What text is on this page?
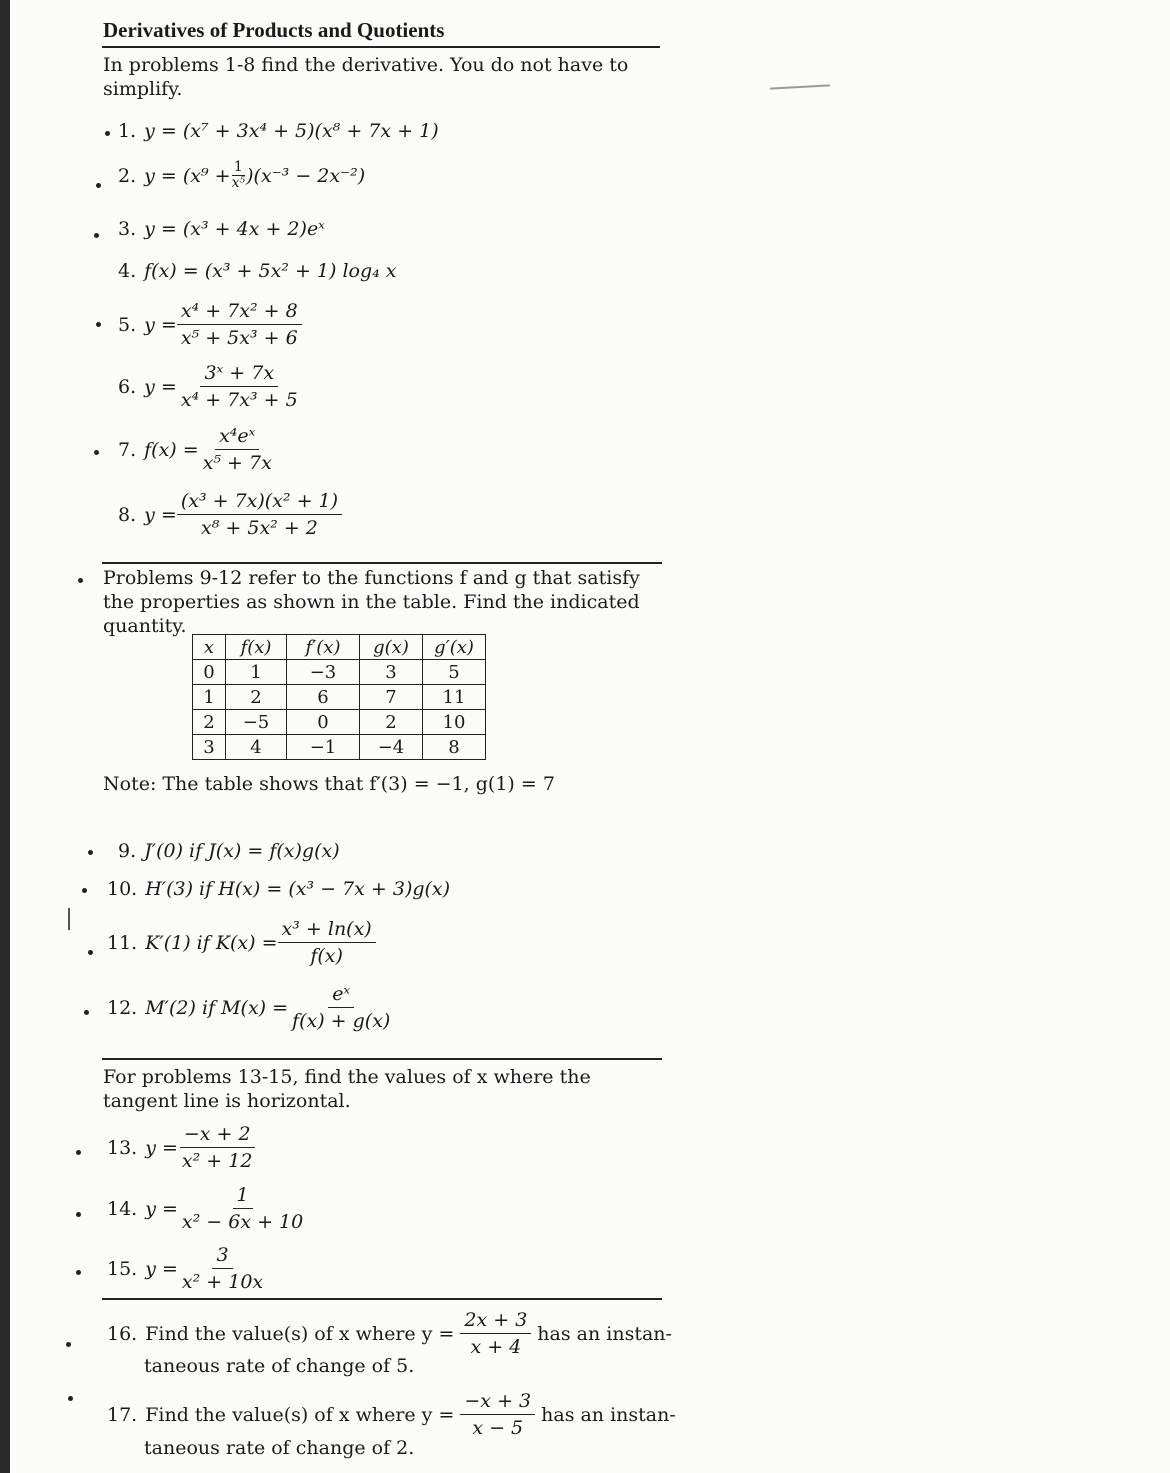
Derivatives of Products and Quotients
In problems 1-8 find the derivative. You do not have to simplify.
1. y =
(x⁷ + 3x⁴ + 5)(x⁸ + 7x + 1)
2. y =
$(x^9 + \frac{1}{\text{x⁵}} )(x^{-3} - 2x^{-2})$
3. y =
(x³ + 4x + 2)eˣ
4. f(x) =
(x³ + 5x² + 1) log₄ x
5. $y = \frac{\text{x⁴ + 7x² + 8}}{\text{x⁵ + 5x³ + 6}}$
6. $y = \frac{\text{3ˣ + 7x}}{\text{x⁴ + 7x³ + 5}}$
7. $f(x) = \frac{\text{x⁴eˣ}}{\text{x⁵ + 7x}}$
8. $y = \frac{\text{(x³ + 7x)(x² + 1)}}{\text{x⁸ + 5x² + 2}}$
Problems 9-12 refer to the functions f and g that satisfy the properties as shown in the table. Find the indicated quantity.
x	f(x)	f′(x)	g(x)	g′(x)
0	1	−3	3	5
1	2	6	7	11
2	−5	0	2	10
3	4	−1	−4	8
Note: The table shows that f′(3) = −1, g(1) = 7
9. J′(0) if J(x) = f(x)g(x)
10. H′(3) if H(x) = (x³ − 7x + 3)g(x)
11. K′(1) if $K(x) = \frac{\text{x³ + ln(x)}}{f(x)}$
12. M′(2) if $M(x) = \frac{\text{eˣ}}{f(x) + g(x)}$
For problems 13-15, find the values of x where the tangent line is horizontal.
13. $y = \frac{-x + 2}{\text{x² + 12}}$
14. $y = \frac{1}{\text{x² − 6x + 10}}$
15. $y = \frac{3}{\text{x² + 10x}}$
16. Find the value(s) of x where $y = \frac{2x + 3}{x + 4}$ has an instan-
taneous rate of change of 5.
17. Find the value(s) of x where $y = \frac{-x + 3}{x - 5}$ has an instan-
taneous rate of change of 2.
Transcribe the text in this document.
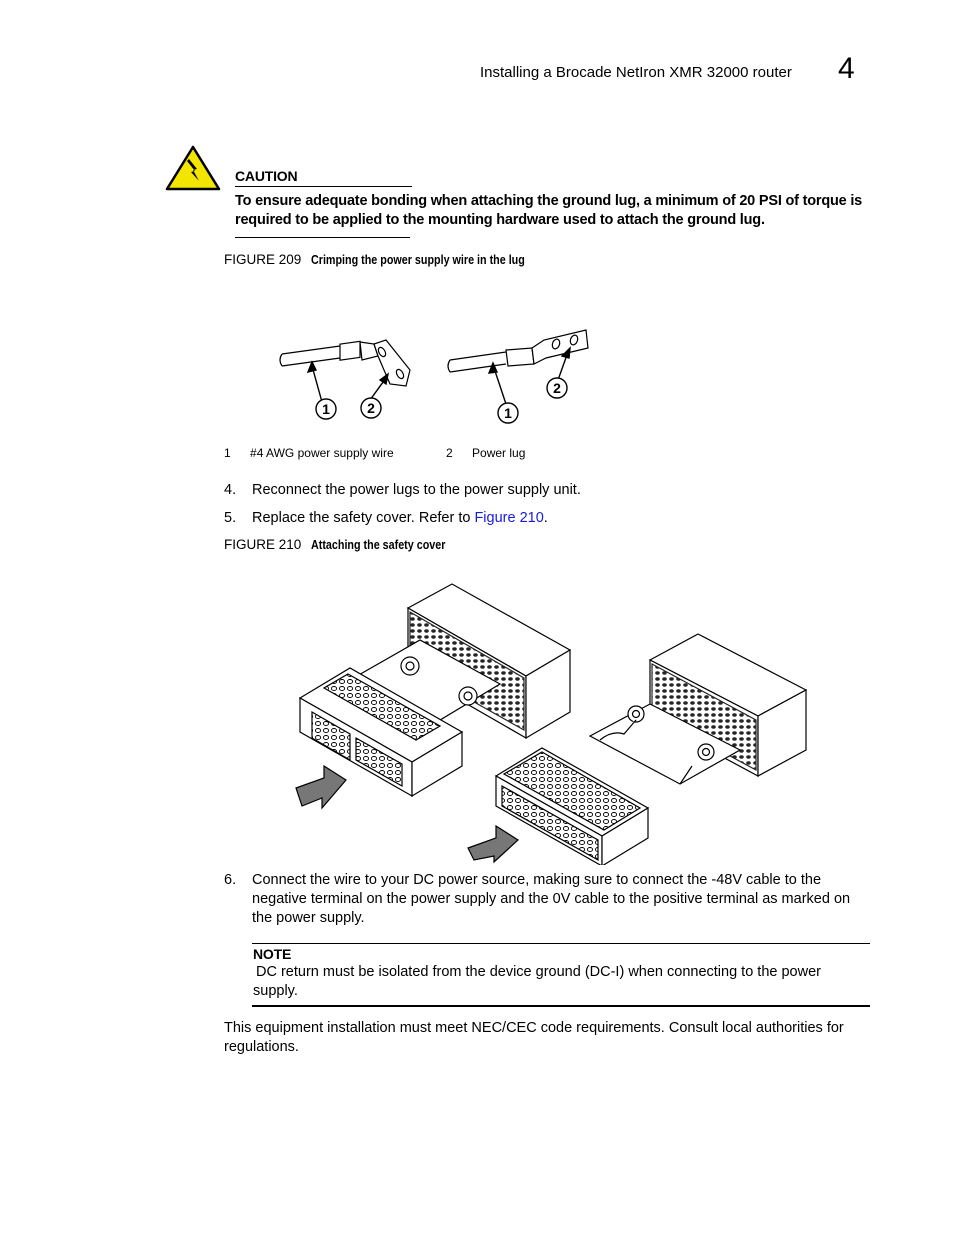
Installing a Brocade NetIron XMR 32000 router 4
CAUTION
To ensure adequate bonding when attaching the ground lug, a minimum of 20 PSI of torque is required to be applied to the mounting hardware used to attach the ground lug.
FIGURE 209 Crimping the power supply wire in the lug
1	2	1
2
1 #4 AWG power supply wire	2 Power lug
4. Reconnect the power lugs to the power supply unit.
5. Replace the safety cover. Refer to Figure 210.
FIGURE 210 Attaching the safety cover
6. Connect the wire to your DC power source, making sure to connect the -48V cable to the negative terminal on the power supply and the 0V cable to the positive terminal as marked on the power supply.
NOTE
DC return must be isolated from the device ground (DC-I) when connecting to the power supply.
This equipment installation must meet NEC/CEC code requirements. Consult local authorities for regulations.
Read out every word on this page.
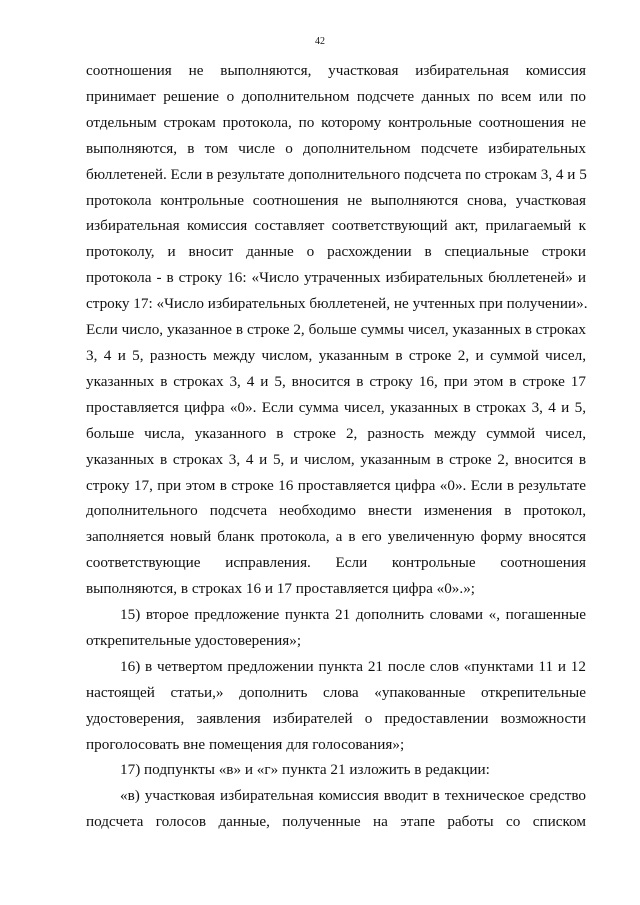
42
соотношения не выполняются, участковая избирательная комиссия
принимает решение о дополнительном подсчете данных по всем или по
отдельным строкам протокола, по которому контрольные соотношения не
выполняются, в том числе о дополнительном подсчете избирательных
бюллетеней. Если в результате дополнительного подсчета по строкам 3, 4 и 5
протокола контрольные соотношения не выполняются снова, участковая
избирательная комиссия составляет соответствующий акт, прилагаемый к
протоколу, и вносит данные о расхождении в специальные строки
протокола - в строку 16: «Число утраченных избирательных бюллетеней» и
строку 17: «Число избирательных бюллетеней, не учтенных при получении».
Если число, указанное в строке 2, больше суммы чисел, указанных в строках
3, 4 и 5, разность между числом, указанным в строке 2, и суммой чисел,
указанных в строках 3, 4 и 5, вносится в строку 16, при этом в строке 17
проставляется цифра «0». Если сумма чисел, указанных в строках 3, 4 и 5,
больше числа, указанного в строке 2, разность между суммой чисел,
указанных в строках 3, 4 и 5, и числом, указанным в строке 2, вносится в
строку 17, при этом в строке 16 проставляется цифра «0». Если в результате
дополнительного подсчета необходимо внести изменения в протокол,
заполняется новый бланк протокола, а в его увеличенную форму вносятся
соответствующие исправления. Если контрольные соотношения
выполняются, в строках 16 и 17 проставляется цифра «0».»;
15) второе предложение пункта 21 дополнить словами «, погашенные
открепительные удостоверения»;
16) в четвертом предложении пункта 21 после слов «пунктами 11 и 12
настоящей статьи,» дополнить слова «упакованные открепительные
удостоверения, заявления избирателей о предоставлении возможности
проголосовать вне помещения для голосования»;
17) подпункты «в» и «г» пункта 21 изложить в редакции:
«в) участковая избирательная комиссия вводит в техническое средство
подсчета голосов данные, полученные на этапе работы со списком
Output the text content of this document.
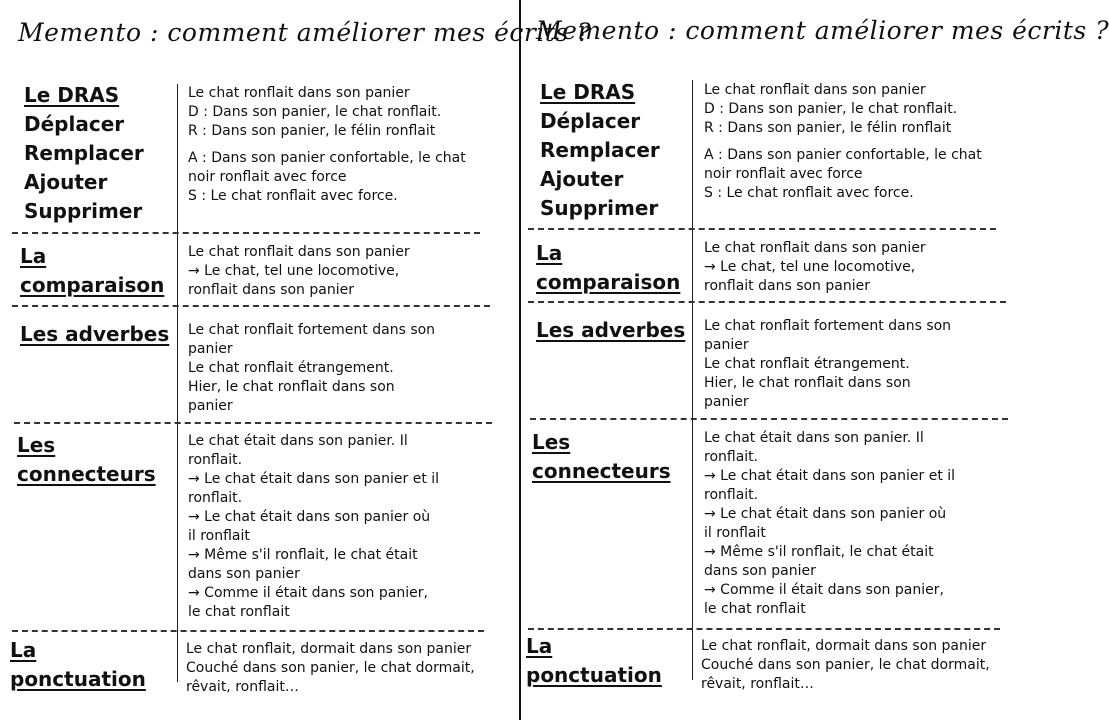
Memento : comment améliorer mes écrits ?
Le DRAS
Déplacer
Remplacer
Ajouter
Supprimer
Le chat ronflait dans son panier
D : Dans son panier, le chat ronflait.
R : Dans son panier, le félin ronflait
A : Dans son panier confortable, le chat
noir ronflait avec force
S : Le chat ronflait avec force.
La
comparaison
Le chat ronflait dans son panier
→ Le chat, tel une locomotive,
ronflait dans son panier
Les adverbes Le chat ronflait fortement dans son
panier
Le chat ronflait étrangement.
Hier, le chat ronflait dans son
panier
Les
connecteurs
Le chat était dans son panier. Il
ronflait.
→ Le chat était dans son panier et il
ronflait.
→ Le chat était dans son panier où
il ronflait
→ Même s'il ronflait, le chat était
dans son panier
→ Comme il était dans son panier,
le chat ronflait
La
ponctuation
Le chat ronflait, dormait dans son panier
Couché dans son panier, le chat dormait,
rêvait, ronflait…
Memento : comment améliorer mes écrits ?
Le DRAS
Déplacer
Remplacer
Ajouter
Supprimer
Le chat ronflait dans son panier
D : Dans son panier, le chat ronflait.
R : Dans son panier, le félin ronflait
A : Dans son panier confortable, le chat
noir ronflait avec force
S : Le chat ronflait avec force.
La
comparaison
Le chat ronflait dans son panier
→ Le chat, tel une locomotive,
ronflait dans son panier
Les adverbes Le chat ronflait fortement dans son
panier
Le chat ronflait étrangement.
Hier, le chat ronflait dans son
panier
Les
connecteurs
Le chat était dans son panier. Il
ronflait.
→ Le chat était dans son panier et il
ronflait.
→ Le chat était dans son panier où
il ronflait
→ Même s'il ronflait, le chat était
dans son panier
→ Comme il était dans son panier,
le chat ronflait
La
ponctuation
Le chat ronflait, dormait dans son panier
Couché dans son panier, le chat dormait,
rêvait, ronflait…
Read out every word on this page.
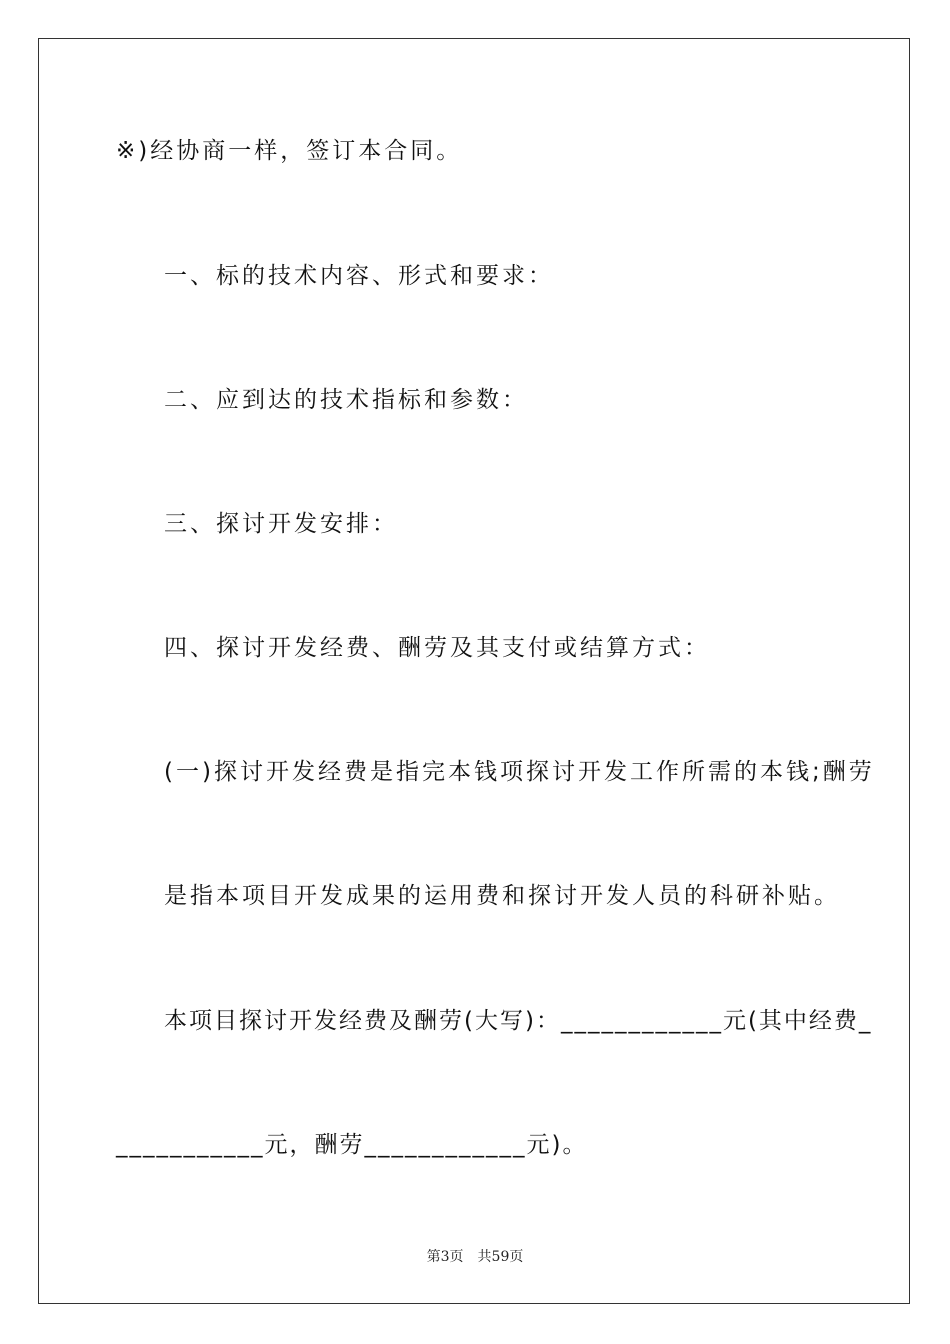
※)经协商一样，签订本合同。
一、标的技术内容、形式和要求：
二、应到达的技术指标和参数：
三、探讨开发安排：
四、探讨开发经费、酬劳及其支付或结算方式：
(一)探讨开发经费是指完本钱项探讨开发工作所需的本钱;酬劳
是指本项目开发成果的运用费和探讨开发人员的科研补贴。
本项目探讨开发经费及酬劳(大写)：____________元(其中经费_
___________元，酬劳____________元)。
第3页 共59页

_DIRECTIVE_
Transcribe the material exactly, and leave out whatever pictures it holds.

_COMPLETE OUTPUT_
What text is on this page?
Derivatives of Products and Quotients
In problems 1-8 find the derivative. You do not have to simplify.
1. y =
(x⁷ + 3x⁴ + 5)(x⁸ + 7x + 1)
2. y =
$(x^9 + \frac{1}{\text{x⁵}} )(x^{-3} - 2x^{-2})$
3. y =
(x³ + 4x + 2)eˣ
4. f(x) =
(x³ + 5x² + 1) log₄ x
5. $y = \frac{\text{x⁴ + 7x² + 8}}{\text{x⁵ + 5x³ + 6}}$
6. $y = \frac{\text{3ˣ + 7x}}{\text{x⁴ + 7x³ + 5}}$
7. $f(x) = \frac{\text{x⁴eˣ}}{\text{x⁵ + 7x}}$
8. $y = \frac{\text{(x³ + 7x)(x² + 1)}}{\text{x⁸ + 5x² + 2}}$
Problems 9-12 refer to the functions f and g that satisfy the properties as shown in the table. Find the indicated quantity.
x	f(x)	f′(x)	g(x)	g′(x)
0	1	−3	3	5
1	2	6	7	11
2	−5	0	2	10
3	4	−1	−4	8
Note: The table shows that f′(3) = −1, g(1) = 7
9. J′(0) if J(x) = f(x)g(x)
10. H′(3) if H(x) = (x³ − 7x + 3)g(x)
11. K′(1) if $K(x) = \frac{\text{x³ + ln(x)}}{f(x)}$
12. M′(2) if $M(x) = \frac{\text{eˣ}}{f(x) + g(x)}$
For problems 13-15, find the values of x where the tangent line is horizontal.
13. $y = \frac{-x + 2}{\text{x² + 12}}$
14. $y = \frac{1}{\text{x² − 6x + 10}}$
15. $y = \frac{3}{\text{x² + 10x}}$
16. Find the value(s) of x where $y = \frac{2x + 3}{x + 4}$ has an instan-
taneous rate of change of 5.
17. Find the value(s) of x where $y = \frac{-x + 3}{x - 5}$ has an instan-
taneous rate of change of 2.
Transcribe the text in this document.
Installing a Brocade NetIron XMR 32000 router 4
CAUTION
To ensure adequate bonding when attaching the ground lug, a minimum of 20 PSI of torque is required to be applied to the mounting hardware used to attach the ground lug.
FIGURE 209 Crimping the power supply wire in the lug
1	2	1
2
1 #4 AWG power supply wire	2 Power lug
4. Reconnect the power lugs to the power supply unit.
5. Replace the safety cover. Refer to Figure 210.
FIGURE 210 Attaching the safety cover
6. Connect the wire to your DC power source, making sure to connect the -48V cable to the negative terminal on the power supply and the 0V cable to the positive terminal as marked on the power supply.
NOTE
DC return must be isolated from the device ground (DC-I) when connecting to the power supply.
This equipment installation must meet NEC/CEC code requirements. Consult local authorities for regulations.
Read out every word on this page.
42
соотношения не выполняются, участковая избирательная комиссия
принимает решение о дополнительном подсчете данных по всем или по
отдельным строкам протокола, по которому контрольные соотношения не
выполняются, в том числе о дополнительном подсчете избирательных
бюллетеней. Если в результате дополнительного подсчета по строкам 3, 4 и 5
протокола контрольные соотношения не выполняются снова, участковая
избирательная комиссия составляет соответствующий акт, прилагаемый к
протоколу, и вносит данные о расхождении в специальные строки
протокола - в строку 16: «Число утраченных избирательных бюллетеней» и
строку 17: «Число избирательных бюллетеней, не учтенных при получении».
Если число, указанное в строке 2, больше суммы чисел, указанных в строках
3, 4 и 5, разность между числом, указанным в строке 2, и суммой чисел,
указанных в строках 3, 4 и 5, вносится в строку 16, при этом в строке 17
проставляется цифра «0». Если сумма чисел, указанных в строках 3, 4 и 5,
больше числа, указанного в строке 2, разность между суммой чисел,
указанных в строках 3, 4 и 5, и числом, указанным в строке 2, вносится в
строку 17, при этом в строке 16 проставляется цифра «0». Если в результате
дополнительного подсчета необходимо внести изменения в протокол,
заполняется новый бланк протокола, а в его увеличенную форму вносятся
соответствующие исправления. Если контрольные соотношения
выполняются, в строках 16 и 17 проставляется цифра «0».»;
15) второе предложение пункта 21 дополнить словами «, погашенные
открепительные удостоверения»;
16) в четвертом предложении пункта 21 после слов «пунктами 11 и 12
настоящей статьи,» дополнить слова «упакованные открепительные
удостоверения, заявления избирателей о предоставлении возможности
проголосовать вне помещения для голосования»;
17) подпункты «в» и «г» пункта 21 изложить в редакции:
«в) участковая избирательная комиссия вводит в техническое средство
подсчета голосов данные, полученные на этапе работы со списком
Output the text content of this document.
Memento : comment améliorer mes écrits ?
Le DRAS
Déplacer
Remplacer
Ajouter
Supprimer
Le chat ronflait dans son panier
D : Dans son panier, le chat ronflait.
R : Dans son panier, le félin ronflait
A : Dans son panier confortable, le chat
noir ronflait avec force
S : Le chat ronflait avec force.
La
comparaison
Le chat ronflait dans son panier
→ Le chat, tel une locomotive,
ronflait dans son panier
Les adverbes Le chat ronflait fortement dans son
panier
Le chat ronflait étrangement.
Hier, le chat ronflait dans son
panier
Les
connecteurs
Le chat était dans son panier. Il
ronflait.
→ Le chat était dans son panier et il
ronflait.
→ Le chat était dans son panier où
il ronflait
→ Même s'il ronflait, le chat était
dans son panier
→ Comme il était dans son panier,
le chat ronflait
La
ponctuation
Le chat ronflait, dormait dans son panier
Couché dans son panier, le chat dormait,
rêvait, ronflait…
Memento : comment améliorer mes écrits ?
Le DRAS
Déplacer
Remplacer
Ajouter
Supprimer
Le chat ronflait dans son panier
D : Dans son panier, le chat ronflait.
R : Dans son panier, le félin ronflait
A : Dans son panier confortable, le chat
noir ronflait avec force
S : Le chat ronflait avec force.
La
comparaison
Le chat ronflait dans son panier
→ Le chat, tel une locomotive,
ronflait dans son panier
Les adverbes Le chat ronflait fortement dans son
panier
Le chat ronflait étrangement.
Hier, le chat ronflait dans son
panier
Les
connecteurs
Le chat était dans son panier. Il
ronflait.
→ Le chat était dans son panier et il
ronflait.
→ Le chat était dans son panier où
il ronflait
→ Même s'il ronflait, le chat était
dans son panier
→ Comme il était dans son panier,
le chat ronflait
La
ponctuation
Le chat ronflait, dormait dans son panier
Couché dans son panier, le chat dormait,
rêvait, ronflait…
Read out every word on this page.
※)经协商一样，签订本合同。
一、标的技术内容、形式和要求：
二、应到达的技术指标和参数：
三、探讨开发安排：
四、探讨开发经费、酬劳及其支付或结算方式：
(一)探讨开发经费是指完本钱项探讨开发工作所需的本钱;酬劳
是指本项目开发成果的运用费和探讨开发人员的科研补贴。
本项目探讨开发经费及酬劳(大写)：____________元(其中经费_
___________元，酬劳____________元)。
第3页 共59页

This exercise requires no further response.